[Passage for review Boundary: Start]
1. Cotton fabric shrinks when washed in the washer and dried in the dryer. The photo below is a good example. The fabric was 2 1/2″ shorter (selvage to selvage) after washing. I was surprised — it didn’t feel like a fabric that would shrink very much.

Prewash-1

  • Be aware that different fabrics shrink at different rates. Batiks don’t shrink much, other cottons can shrink a lot, or a little, and you can’t tell by looking at them. My Moda rep tells me that bolts in the same collection can also shrink at different rates.

I want all my fabric to be the same size when I use them in a quilt. That way, if/when the quilt is washed, I don’t have to worry about uneven shrinkage.

2. Cotton can bleed. I want the excess dye, sizing, and other chemicals out of my fabric before I work with it. It is my experience that water chemistry has a lot to do with the amount of bleeding.

Here’s how I wash  fabric now:

OrvusEtc copy

I sort my fabrics by value and/or color.

  • I use Orvus Paste instead of laundry detergent. I like the feel of the fabric better with Orvus. Orvus is a sheep shampoo that you can find at Tractor Supply or Amazon. A little bit goes a long way. In my HE (high efficiency) top-loading machine I use 1 teaspoon of Orvus in about 1/2-cup of water.
  • When washing dark colors, I use Orvus and Retayne (not shown). Retayne is a color fixative. I’m not following the manufacturer’s instructions. You are supposed to “use one teaspoon per yard of fabric in HOT water (at least 140º F) and soak for 20-30 minutes, with enough water to cover the fabric. – Dharma Trading” 

I am not sure how to make my HE washer fill with enough hot water to soak the fabric and I can’t picture myself soaking fabric in my tub. So I add Retayne to the washer, wash with hot water, and hope for the best.

  • When washing light colors, I use Orvus and Synthrapol in hot water. Synthrapol removes excess dye. Online instructions say: “After using Retayne, wash in hot water and Synthrapol to get out any remaining, unfixed dye. If you don’t do this last step with the Synthrapol, then only wash in cool water rinse and cool water for the life of the fabric. You do risk some fading when using the Synthrapol and hot water, as it will remove any remaining “fugitive” dye. – Dharma Trading”

I haven’t noticed fabric fading, but it could happen with some fabrics.

In addition to Orvus, Retayne, and Synthrapol, I add a Shout Color Catcher to each load.

  • Color Catchers grab excess dye not handled by the other chemicals. I never reuse a color catcher, even if it comes out white, because I assume that the chemicals in each sheet are washed out with one use.
[Passage for review Boundary: End]
_Problems and tasks_:
(a) According to the fabric-prewashing text, how much shorter was the pictured fabric after washing?
(b) Decide whether each statement agrees with the fabric-prewashing text: (i) Batiks shrink a great deal when washed. (ii) The writer reuses a color catcher if it comes out white. (iii) Orvus is a sheep shampoo.
(c) Extend the fabric-prewashing text with a further passage that picks up after its last sentence.
The records have no connection to the fabric-prewashing text.
[Information supplied Boundary: Start]
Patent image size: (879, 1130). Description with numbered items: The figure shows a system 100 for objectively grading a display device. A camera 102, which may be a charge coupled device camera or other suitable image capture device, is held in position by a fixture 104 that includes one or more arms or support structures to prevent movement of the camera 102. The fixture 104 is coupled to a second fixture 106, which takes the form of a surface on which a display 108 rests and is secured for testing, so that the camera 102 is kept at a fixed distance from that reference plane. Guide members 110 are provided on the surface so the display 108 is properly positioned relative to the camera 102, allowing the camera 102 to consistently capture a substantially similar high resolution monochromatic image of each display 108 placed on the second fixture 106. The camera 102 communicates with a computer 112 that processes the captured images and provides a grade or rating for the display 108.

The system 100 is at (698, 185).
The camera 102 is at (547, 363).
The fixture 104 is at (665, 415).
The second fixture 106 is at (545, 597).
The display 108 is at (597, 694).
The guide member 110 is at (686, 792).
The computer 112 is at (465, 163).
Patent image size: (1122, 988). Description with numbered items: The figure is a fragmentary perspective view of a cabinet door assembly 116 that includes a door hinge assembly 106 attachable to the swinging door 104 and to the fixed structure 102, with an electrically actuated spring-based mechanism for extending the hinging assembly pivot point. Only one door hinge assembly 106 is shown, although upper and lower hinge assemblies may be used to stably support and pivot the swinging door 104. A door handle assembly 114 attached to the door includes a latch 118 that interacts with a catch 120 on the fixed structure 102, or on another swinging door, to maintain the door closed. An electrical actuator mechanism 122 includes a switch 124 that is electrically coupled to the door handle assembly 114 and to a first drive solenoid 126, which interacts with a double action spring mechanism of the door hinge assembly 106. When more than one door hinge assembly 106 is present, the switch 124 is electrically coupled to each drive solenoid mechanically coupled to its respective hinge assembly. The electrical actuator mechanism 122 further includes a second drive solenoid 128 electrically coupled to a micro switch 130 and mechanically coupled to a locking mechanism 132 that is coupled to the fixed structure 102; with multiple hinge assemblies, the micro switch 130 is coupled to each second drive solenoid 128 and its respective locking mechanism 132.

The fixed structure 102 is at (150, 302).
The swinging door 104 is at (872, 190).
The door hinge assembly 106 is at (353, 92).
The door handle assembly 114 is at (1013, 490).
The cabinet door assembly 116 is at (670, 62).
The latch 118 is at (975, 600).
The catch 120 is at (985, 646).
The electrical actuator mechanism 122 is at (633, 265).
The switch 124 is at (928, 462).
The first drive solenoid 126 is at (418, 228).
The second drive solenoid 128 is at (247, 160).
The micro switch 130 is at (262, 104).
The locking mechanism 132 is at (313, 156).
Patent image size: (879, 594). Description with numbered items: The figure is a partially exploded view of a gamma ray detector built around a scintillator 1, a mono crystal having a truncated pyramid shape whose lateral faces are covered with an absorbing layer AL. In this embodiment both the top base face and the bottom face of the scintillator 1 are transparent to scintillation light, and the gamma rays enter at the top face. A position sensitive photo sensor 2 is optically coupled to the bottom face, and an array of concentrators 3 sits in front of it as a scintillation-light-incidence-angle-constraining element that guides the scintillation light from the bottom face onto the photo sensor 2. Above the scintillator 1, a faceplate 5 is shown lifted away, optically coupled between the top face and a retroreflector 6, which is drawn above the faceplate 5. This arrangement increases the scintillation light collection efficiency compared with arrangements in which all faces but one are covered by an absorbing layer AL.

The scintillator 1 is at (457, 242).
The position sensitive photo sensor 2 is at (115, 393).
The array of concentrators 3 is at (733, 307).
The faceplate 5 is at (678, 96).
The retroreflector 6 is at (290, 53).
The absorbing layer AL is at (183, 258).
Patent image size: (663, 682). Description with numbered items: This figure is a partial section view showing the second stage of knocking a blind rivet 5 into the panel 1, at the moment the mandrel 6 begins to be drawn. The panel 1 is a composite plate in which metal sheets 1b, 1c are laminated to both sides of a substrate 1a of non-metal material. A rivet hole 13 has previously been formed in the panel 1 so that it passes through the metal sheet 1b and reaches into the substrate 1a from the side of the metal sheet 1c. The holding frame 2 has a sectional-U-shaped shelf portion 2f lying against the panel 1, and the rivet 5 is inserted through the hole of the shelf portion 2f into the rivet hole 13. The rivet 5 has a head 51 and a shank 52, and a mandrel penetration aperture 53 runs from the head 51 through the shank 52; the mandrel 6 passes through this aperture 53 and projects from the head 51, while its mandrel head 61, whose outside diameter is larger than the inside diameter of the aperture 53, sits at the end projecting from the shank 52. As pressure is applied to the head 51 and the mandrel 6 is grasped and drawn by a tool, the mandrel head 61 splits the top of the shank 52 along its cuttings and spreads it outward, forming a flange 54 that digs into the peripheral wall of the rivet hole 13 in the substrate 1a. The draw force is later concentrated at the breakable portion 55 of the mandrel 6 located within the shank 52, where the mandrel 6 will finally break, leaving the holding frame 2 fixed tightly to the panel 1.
[Information supplied Boundary: End]
_Results of the tasks_:
(a) It was 2 1/2″ shorter, measured selvage to selvage.

(b)
(i) No: "Batiks don’t shrink much"
(ii) No: "I never reuse a color catcher, even if it comes out white"
(iii) Yes: "Orvus is a sheep shampoo that you can find at Tractor Supply or Amazon."

(c)
Shout doesn’t tell us what is in Color Catchers, but it sounds like Synthrapol.

Fabric can still bleed after washing, especially if you wash in water from a different source. Be sure to use Synthrapol, Color Catchers, and maybe Retayne, when you wash your quilts until you are sure they are not going to bleed. Watch them as they dry and if you see any bleeding, get them back in the wash.

3. Cotton feels, and behaves, differently after it has been washed and dried. Washing and drying raises the grain, or the nap, of the fabric.

  • Unwashed fabric is slick and stiff. When you sew two pieces of un-washed fabric together, there is more movement between them because they are slick. There is more ‘creep’ that comes from the feed dogs pulling the fabric one way and the presser foot pushing it the other way which makes controlling the fabric more difficult.

When you put two pieces of washed fabric together, they stay put. The ‘nap’ in the fabrics grab each other. I have found this to be good in both piecing and appliqué.

  • You may have noticed that unwashed fabric does not stick to most design walls. Washed fabric stays put on my flannel design wall. I can layer many pieces and they still stay put. This may not be important to you but I find it much easier to work with pieces that stay put on the wall.

Here you can see The Magical Unicorn in progress on my design wall. There may be a few pins, but not very many, because the fabric stays put.

Photo-3

So why haven’t you heard this before? My guess is that most quilters have never been told why they should wash their fabric, so they don’t. It takes time and isn’t fun. But I think this information is important to share and so I have. Now I can go sew :-).